[Data to process start]
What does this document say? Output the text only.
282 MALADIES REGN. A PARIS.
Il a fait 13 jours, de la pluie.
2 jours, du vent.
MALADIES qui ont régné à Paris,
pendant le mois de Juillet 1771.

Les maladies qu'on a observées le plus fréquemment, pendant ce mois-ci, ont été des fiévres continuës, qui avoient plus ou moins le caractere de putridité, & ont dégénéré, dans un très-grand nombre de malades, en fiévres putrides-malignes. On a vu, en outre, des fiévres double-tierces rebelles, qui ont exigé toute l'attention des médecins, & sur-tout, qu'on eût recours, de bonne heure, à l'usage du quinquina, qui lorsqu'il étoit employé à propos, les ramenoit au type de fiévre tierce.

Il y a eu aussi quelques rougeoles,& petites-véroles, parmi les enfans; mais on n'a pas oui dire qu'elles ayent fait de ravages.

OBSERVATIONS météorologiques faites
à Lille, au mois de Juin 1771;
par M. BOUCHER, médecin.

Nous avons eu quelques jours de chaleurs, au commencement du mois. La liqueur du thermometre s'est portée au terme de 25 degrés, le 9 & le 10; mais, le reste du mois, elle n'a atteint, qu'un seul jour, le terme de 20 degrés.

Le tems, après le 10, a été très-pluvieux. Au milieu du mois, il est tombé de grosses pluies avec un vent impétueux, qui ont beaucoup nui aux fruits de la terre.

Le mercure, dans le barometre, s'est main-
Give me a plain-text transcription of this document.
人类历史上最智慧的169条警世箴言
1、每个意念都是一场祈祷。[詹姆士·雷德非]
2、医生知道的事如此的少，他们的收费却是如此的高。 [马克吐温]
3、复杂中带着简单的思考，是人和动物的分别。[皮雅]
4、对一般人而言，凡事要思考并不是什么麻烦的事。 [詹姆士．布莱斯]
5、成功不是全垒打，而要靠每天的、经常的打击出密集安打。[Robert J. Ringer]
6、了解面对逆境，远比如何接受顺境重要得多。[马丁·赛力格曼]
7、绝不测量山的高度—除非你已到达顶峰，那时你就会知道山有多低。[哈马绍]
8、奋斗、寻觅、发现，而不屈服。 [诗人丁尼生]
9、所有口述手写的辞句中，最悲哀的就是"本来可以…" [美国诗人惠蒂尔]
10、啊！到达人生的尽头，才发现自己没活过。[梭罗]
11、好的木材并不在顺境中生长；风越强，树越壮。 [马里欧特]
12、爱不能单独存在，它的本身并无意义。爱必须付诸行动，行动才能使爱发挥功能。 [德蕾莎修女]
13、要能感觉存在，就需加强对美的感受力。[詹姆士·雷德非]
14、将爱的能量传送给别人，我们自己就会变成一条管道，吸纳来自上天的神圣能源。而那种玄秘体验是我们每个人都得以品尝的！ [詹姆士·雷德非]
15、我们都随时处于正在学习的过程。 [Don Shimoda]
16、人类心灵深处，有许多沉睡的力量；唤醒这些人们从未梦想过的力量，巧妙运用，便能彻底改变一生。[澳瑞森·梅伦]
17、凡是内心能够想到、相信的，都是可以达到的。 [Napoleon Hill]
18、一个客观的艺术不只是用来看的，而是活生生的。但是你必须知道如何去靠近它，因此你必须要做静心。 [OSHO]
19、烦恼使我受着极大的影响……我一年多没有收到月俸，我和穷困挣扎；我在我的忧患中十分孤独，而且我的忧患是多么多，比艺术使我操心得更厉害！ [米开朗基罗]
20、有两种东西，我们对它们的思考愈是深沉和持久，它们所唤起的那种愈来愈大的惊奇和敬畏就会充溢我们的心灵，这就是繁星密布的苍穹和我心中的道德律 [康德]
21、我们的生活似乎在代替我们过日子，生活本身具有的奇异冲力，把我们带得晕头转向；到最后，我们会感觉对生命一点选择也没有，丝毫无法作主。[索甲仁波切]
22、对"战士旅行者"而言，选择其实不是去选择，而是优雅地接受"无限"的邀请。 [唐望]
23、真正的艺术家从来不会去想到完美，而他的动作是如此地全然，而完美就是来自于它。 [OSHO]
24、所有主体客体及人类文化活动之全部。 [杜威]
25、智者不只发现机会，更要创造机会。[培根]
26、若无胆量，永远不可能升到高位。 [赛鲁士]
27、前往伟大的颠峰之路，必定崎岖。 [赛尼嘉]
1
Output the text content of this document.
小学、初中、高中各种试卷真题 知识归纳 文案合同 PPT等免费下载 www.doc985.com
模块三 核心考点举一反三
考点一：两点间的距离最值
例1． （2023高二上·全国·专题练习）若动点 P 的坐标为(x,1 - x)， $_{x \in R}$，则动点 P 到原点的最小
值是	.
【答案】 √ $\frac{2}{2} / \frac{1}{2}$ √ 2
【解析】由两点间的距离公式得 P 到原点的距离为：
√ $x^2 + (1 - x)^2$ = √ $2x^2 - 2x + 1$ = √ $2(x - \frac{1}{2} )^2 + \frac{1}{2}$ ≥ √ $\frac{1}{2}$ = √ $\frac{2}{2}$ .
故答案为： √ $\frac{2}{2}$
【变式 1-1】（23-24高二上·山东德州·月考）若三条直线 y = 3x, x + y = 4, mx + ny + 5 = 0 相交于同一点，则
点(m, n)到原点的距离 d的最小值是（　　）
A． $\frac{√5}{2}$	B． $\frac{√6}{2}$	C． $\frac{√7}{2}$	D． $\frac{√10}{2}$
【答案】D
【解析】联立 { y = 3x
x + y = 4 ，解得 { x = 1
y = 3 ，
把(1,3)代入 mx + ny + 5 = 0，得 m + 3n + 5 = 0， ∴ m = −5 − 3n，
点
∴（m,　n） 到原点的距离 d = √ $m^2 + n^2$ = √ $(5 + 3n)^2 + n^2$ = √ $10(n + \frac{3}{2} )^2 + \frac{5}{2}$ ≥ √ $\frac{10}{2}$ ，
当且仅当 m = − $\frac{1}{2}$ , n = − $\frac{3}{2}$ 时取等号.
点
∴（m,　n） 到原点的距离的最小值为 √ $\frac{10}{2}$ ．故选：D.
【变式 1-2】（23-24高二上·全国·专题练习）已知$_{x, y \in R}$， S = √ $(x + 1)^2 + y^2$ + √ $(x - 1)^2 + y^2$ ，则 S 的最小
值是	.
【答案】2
[Data to process end]
*Task description*:
Select and copy every line of the listing with the word "text".

*Full answer*:
What does this document say? Output the text only.
Give me a plain-text transcription of this document.
Output the text content of this document.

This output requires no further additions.